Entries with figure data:
__________________________________________________

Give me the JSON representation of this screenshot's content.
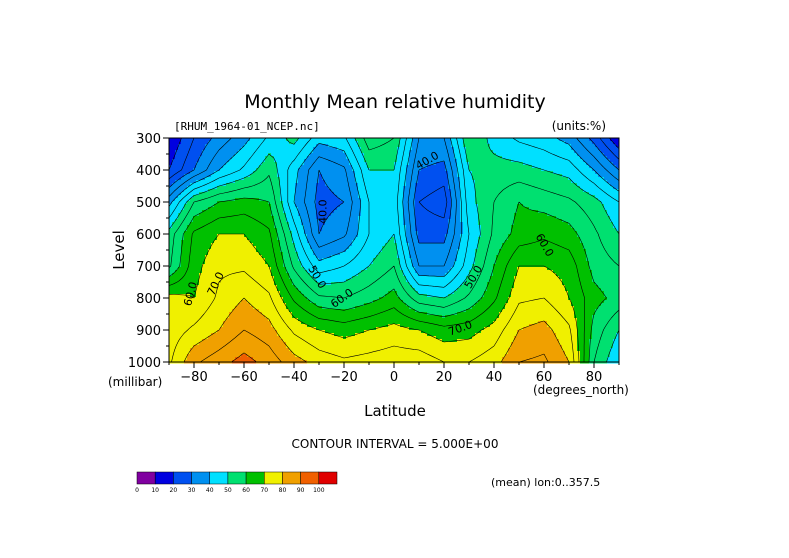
{
  "chart_data": {
    "type": "contour",
    "title": "Monthly Mean relative humidity",
    "file_label": "[RHUM_1964-01_NCEP.nc]",
    "units_label": "(units:%)",
    "xlabel": "Latitude",
    "x_unit_label": "(degrees_north)",
    "ylabel": "Level",
    "y_unit_label": "(millibar)",
    "contour_interval_label": "CONTOUR INTERVAL = 5.000E+00",
    "footer_label": "(mean) lon:0..357.5",
    "xlim": [
      -90,
      90
    ],
    "ylim": [
      1000,
      300
    ],
    "x_ticks": [
      -80,
      -60,
      -40,
      -20,
      0,
      20,
      40,
      60,
      80
    ],
    "y_ticks": [
      300,
      400,
      500,
      600,
      700,
      800,
      900,
      1000
    ],
    "contour_interval": 5,
    "contour_labels": [
      "40.0",
      "40.0",
      "50.0",
      "50.0",
      "60.0",
      "60.0",
      "60.0",
      "70.0",
      "70.0"
    ],
    "colorbar": {
      "ticks": [
        "0",
        "10",
        "20",
        "30",
        "40",
        "50",
        "60",
        "70",
        "80",
        "90",
        "100"
      ],
      "colors": [
        "#8000a0",
        "#0000e0",
        "#0050f0",
        "#0090f0",
        "#00e0ff",
        "#00e070",
        "#00c000",
        "#f0f000",
        "#f0a000",
        "#f06000",
        "#e00000"
      ]
    },
    "latitudes": [
      -90,
      -80,
      -70,
      -60,
      -50,
      -40,
      -30,
      -20,
      -10,
      0,
      10,
      20,
      30,
      40,
      50,
      60,
      70,
      80,
      90
    ],
    "levels": [
      300,
      400,
      500,
      600,
      700,
      800,
      900,
      1000
    ],
    "rh": [
      [
        15,
        25,
        32,
        38,
        46,
        52,
        42,
        44,
        58,
        55,
        35,
        35,
        55,
        48,
        44,
        42,
        38,
        28,
        15
      ],
      [
        20,
        30,
        40,
        46,
        54,
        42,
        30,
        34,
        50,
        50,
        30,
        28,
        50,
        52,
        52,
        50,
        48,
        40,
        30
      ],
      [
        38,
        55,
        60,
        62,
        60,
        40,
        28,
        30,
        45,
        48,
        25,
        22,
        48,
        55,
        60,
        58,
        56,
        52,
        45
      ],
      [
        52,
        66,
        70,
        70,
        66,
        48,
        30,
        34,
        45,
        50,
        28,
        28,
        45,
        56,
        62,
        64,
        62,
        56,
        50
      ],
      [
        54,
        68,
        74,
        74,
        70,
        54,
        42,
        45,
        50,
        55,
        35,
        35,
        48,
        60,
        70,
        70,
        68,
        58,
        55
      ],
      [
        72,
        70,
        76,
        80,
        76,
        64,
        56,
        55,
        58,
        62,
        52,
        50,
        56,
        64,
        74,
        75,
        70,
        62,
        58
      ],
      [
        72,
        76,
        80,
        85,
        82,
        74,
        70,
        68,
        70,
        72,
        70,
        67,
        68,
        72,
        80,
        82,
        76,
        58,
        50
      ],
      [
        74,
        84,
        88,
        92,
        88,
        82,
        78,
        76,
        77,
        78,
        78,
        75,
        75,
        78,
        85,
        86,
        80,
        55,
        45
      ]
    ]
  }
}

__________________________________________________

WORK INSTRUCTIONS. Repeat the material above in full and unchanged, minus its images.

SOLVED EXERCISE.
Give me the JSON representation of this screenshot's content.
{
  "chart_data": {
    "type": "contour",
    "title": "Monthly Mean relative humidity",
    "file_label": "[RHUM_1964-01_NCEP.nc]",
    "units_label": "(units:%)",
    "xlabel": "Latitude",
    "x_unit_label": "(degrees_north)",
    "ylabel": "Level",
    "y_unit_label": "(millibar)",
    "contour_interval_label": "CONTOUR INTERVAL = 5.000E+00",
    "footer_label": "(mean) lon:0..357.5",
    "xlim": [
      -90,
      90
    ],
    "ylim": [
      1000,
      300
    ],
    "x_ticks": [
      -80,
      -60,
      -40,
      -20,
      0,
      20,
      40,
      60,
      80
    ],
    "y_ticks": [
      300,
      400,
      500,
      600,
      700,
      800,
      900,
      1000
    ],
    "contour_interval": 5,
    "contour_labels": [
      "40.0",
      "40.0",
      "50.0",
      "50.0",
      "60.0",
      "60.0",
      "60.0",
      "70.0",
      "70.0"
    ],
    "colorbar": {
      "ticks": [
        "0",
        "10",
        "20",
        "30",
        "40",
        "50",
        "60",
        "70",
        "80",
        "90",
        "100"
      ],
      "colors": [
        "#8000a0",
        "#0000e0",
        "#0050f0",
        "#0090f0",
        "#00e0ff",
        "#00e070",
        "#00c000",
        "#f0f000",
        "#f0a000",
        "#f06000",
        "#e00000"
      ]
    },
    "latitudes": [
      -90,
      -80,
      -70,
      -60,
      -50,
      -40,
      -30,
      -20,
      -10,
      0,
      10,
      20,
      30,
      40,
      50,
      60,
      70,
      80,
      90
    ],
    "levels": [
      300,
      400,
      500,
      600,
      700,
      800,
      900,
      1000
    ],
    "rh": [
      [
        15,
        25,
        32,
        38,
        46,
        52,
        42,
        44,
        58,
        55,
        35,
        35,
        55,
        48,
        44,
        42,
        38,
        28,
        15
      ],
      [
        20,
        30,
        40,
        46,
        54,
        42,
        30,
        34,
        50,
        50,
        30,
        28,
        50,
        52,
        52,
        50,
        48,
        40,
        30
      ],
      [
        38,
        55,
        60,
        62,
        60,
        40,
        28,
        30,
        45,
        48,
        25,
        22,
        48,
        55,
        60,
        58,
        56,
        52,
        45
      ],
      [
        52,
        66,
        70,
        70,
        66,
        48,
        30,
        34,
        45,
        50,
        28,
        28,
        45,
        56,
        62,
        64,
        62,
        56,
        50
      ],
      [
        54,
        68,
        74,
        74,
        70,
        54,
        42,
        45,
        50,
        55,
        35,
        35,
        48,
        60,
        70,
        70,
        68,
        58,
        55
      ],
      [
        72,
        70,
        76,
        80,
        76,
        64,
        56,
        55,
        58,
        62,
        52,
        50,
        56,
        64,
        74,
        75,
        70,
        62,
        58
      ],
      [
        72,
        76,
        80,
        85,
        82,
        74,
        70,
        68,
        70,
        72,
        70,
        67,
        68,
        72,
        80,
        82,
        76,
        58,
        50
      ],
      [
        74,
        84,
        88,
        92,
        88,
        82,
        78,
        76,
        77,
        78,
        78,
        75,
        75,
        78,
        85,
        86,
        80,
        55,
        45
      ]
    ]
  }
}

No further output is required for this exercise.